▶ [The problem] Go through the entries below and print each one exactly, leaving out pictures.

Stored records:
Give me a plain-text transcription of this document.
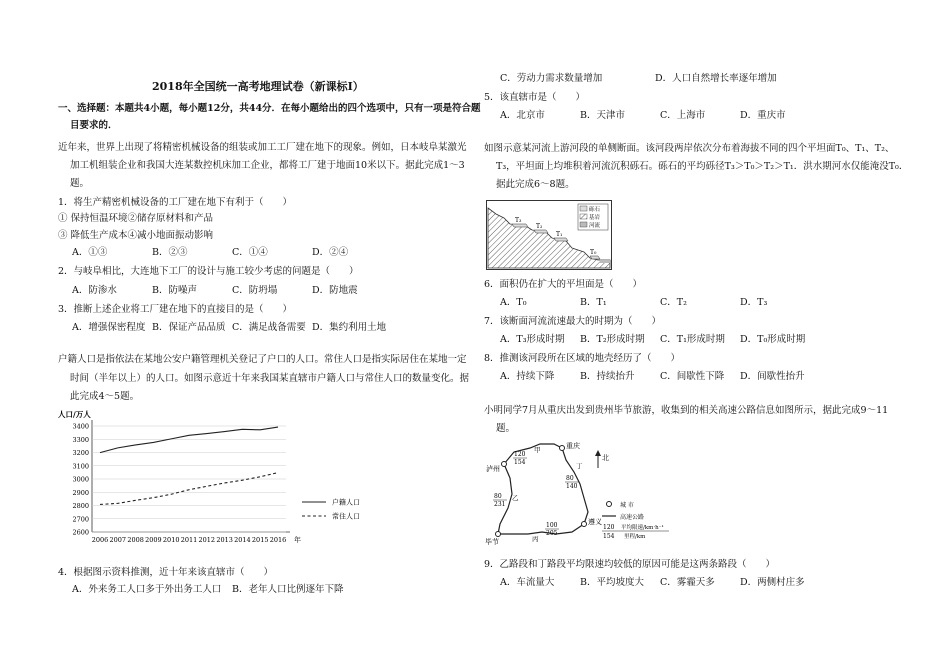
2018年全国统一高考地理试卷（新课标Ⅰ）

一、选择题：本题共4小题，每小题12分，共44分．在每小题给出的四个选项中，只有一项是符合题

目要求的．

近年来，世界上出现了将精密机械设备的组装或加工工厂建在地下的现象。例如，日本岐阜某激光

加工机组装企业和我国大连某数控机床加工企业，都将工厂建于地面10米以下。据此完成1～3

题。

1．将生产精密机械设备的工厂建在地下有利于（　　）

① 保持恒温环境②储存原材料和产品

③ 降低生产成本④减小地面振动影响

A．①③	B．②③	C．①④	D．②④

2．与岐阜相比，大连地下工厂的设计与施工较少考虑的问题是（　　）

A．防渗水	B．防噪声	C．防坍塌	D．防地震

3．推断上述企业将工厂建在地下的直接目的是（　　）

A．增强保密程度 B．保证产品品质 C．满足战备需要 D．集约利用土地

户籍人口是指依法在某地公安户籍管理机关登记了户口的人口。常住人口是指实际居住在某地一定

时间（半年以上）的人口。如图示意近十年来我国某直辖市户籍人口与常住人口的数量变化。据

此完成4～5题。

人口/万人
2600
2700
2800
2900
3000
3100
3200
3300
3400
2006 2007 2008 2009 2010 2011 2012 2013 2014 2015 2016 年
户籍人口
常住人口

4．根据图示资料推测，近十年来该直辖市（　　）

A．外来务工人口多于外出务工人口 B．老年人口比例逐年下降

C．劳动力需求数量增加	D．人口自然增长率逐年增加

5．该直辖市是（　　）

A．北京市	B．天津市	C．上海市	D．重庆市

如图示意某河流上游河段的单侧断面。该河段两岸依次分布着海拔不同的四个平坦面T₀、T₁、T₂、

T₃，平坦面上均堆积着河流沉积砾石。砾石的平均砾径T₃＞T₀＞T₂＞T₁．洪水期河水仅能淹没T₀．

据此完成6～8题。

T₃
T₂
T₁
T₀
砾石
基岩
河流

6．面积仍在扩大的平坦面是（　　）

A．T₀	B．T₁	C．T₂	D．T₃

7．该断面河流流速最大的时期为（　　）

A．T₃形成时期 B．T₂形成时期 C．T₁形成时期 D．T₀形成时期

8．推测该河段所在区域的地壳经历了（　　）

A．持续下降	B．持续抬升	C．间歇性下降 D．间歇性抬升

小明同学7月从重庆出发到贵州毕节旅游，收集到的相关高速公路信息如图所示，据此完成9～11

题。

重庆
泸州
毕节
遵义
甲
乙
丙
丁
120
154
80
231
100
205
80
140
北
城 市
高速公路
120
154
平均限速/km·h⁻¹
里程/km

9．乙路段和丁路段平均限速均较低的原因可能是这两条路段（　　）

A．车流量大	B．平均坡度大 C．雾霾天多	D．两侧村庄多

▶ [Finished task]
Give me a plain-text transcription of this document.
2018年全国统一高考地理试卷（新课标Ⅰ）

一、选择题：本题共4小题，每小题12分，共44分．在每小题给出的四个选项中，只有一项是符合题

目要求的．

近年来，世界上出现了将精密机械设备的组装或加工工厂建在地下的现象。例如，日本岐阜某激光

加工机组装企业和我国大连某数控机床加工企业，都将工厂建于地面10米以下。据此完成1～3

题。

1．将生产精密机械设备的工厂建在地下有利于（　　）

① 保持恒温环境②储存原材料和产品

③ 降低生产成本④减小地面振动影响

A．①③	B．②③	C．①④	D．②④

2．与岐阜相比，大连地下工厂的设计与施工较少考虑的问题是（　　）

A．防渗水	B．防噪声	C．防坍塌	D．防地震

3．推断上述企业将工厂建在地下的直接目的是（　　）

A．增强保密程度 B．保证产品品质 C．满足战备需要 D．集约利用土地

户籍人口是指依法在某地公安户籍管理机关登记了户口的人口。常住人口是指实际居住在某地一定

时间（半年以上）的人口。如图示意近十年来我国某直辖市户籍人口与常住人口的数量变化。据

此完成4～5题。

人口/万人
2600
2700
2800
2900
3000
3100
3200
3300
3400
2006 2007 2008 2009 2010 2011 2012 2013 2014 2015 2016 年
户籍人口
常住人口

4．根据图示资料推测，近十年来该直辖市（　　）

A．外来务工人口多于外出务工人口 B．老年人口比例逐年下降

C．劳动力需求数量增加	D．人口自然增长率逐年增加

5．该直辖市是（　　）

A．北京市	B．天津市	C．上海市	D．重庆市

如图示意某河流上游河段的单侧断面。该河段两岸依次分布着海拔不同的四个平坦面T₀、T₁、T₂、

T₃，平坦面上均堆积着河流沉积砾石。砾石的平均砾径T₃＞T₀＞T₂＞T₁．洪水期河水仅能淹没T₀．

据此完成6～8题。

T₃
T₂
T₁
T₀
砾石
基岩
河流

6．面积仍在扩大的平坦面是（　　）

A．T₀	B．T₁	C．T₂	D．T₃

7．该断面河流流速最大的时期为（　　）

A．T₃形成时期 B．T₂形成时期 C．T₁形成时期 D．T₀形成时期

8．推测该河段所在区域的地壳经历了（　　）

A．持续下降	B．持续抬升	C．间歇性下降 D．间歇性抬升

小明同学7月从重庆出发到贵州毕节旅游，收集到的相关高速公路信息如图所示，据此完成9～11

题。

重庆
泸州
毕节
遵义
甲
乙
丙
丁
120
154
80
231
100
205
80
140
北
城 市
高速公路
120
154
平均限速/km·h⁻¹
里程/km

9．乙路段和丁路段平均限速均较低的原因可能是这两条路段（　　）

A．车流量大	B．平均坡度大 C．雾霾天多	D．两侧村庄多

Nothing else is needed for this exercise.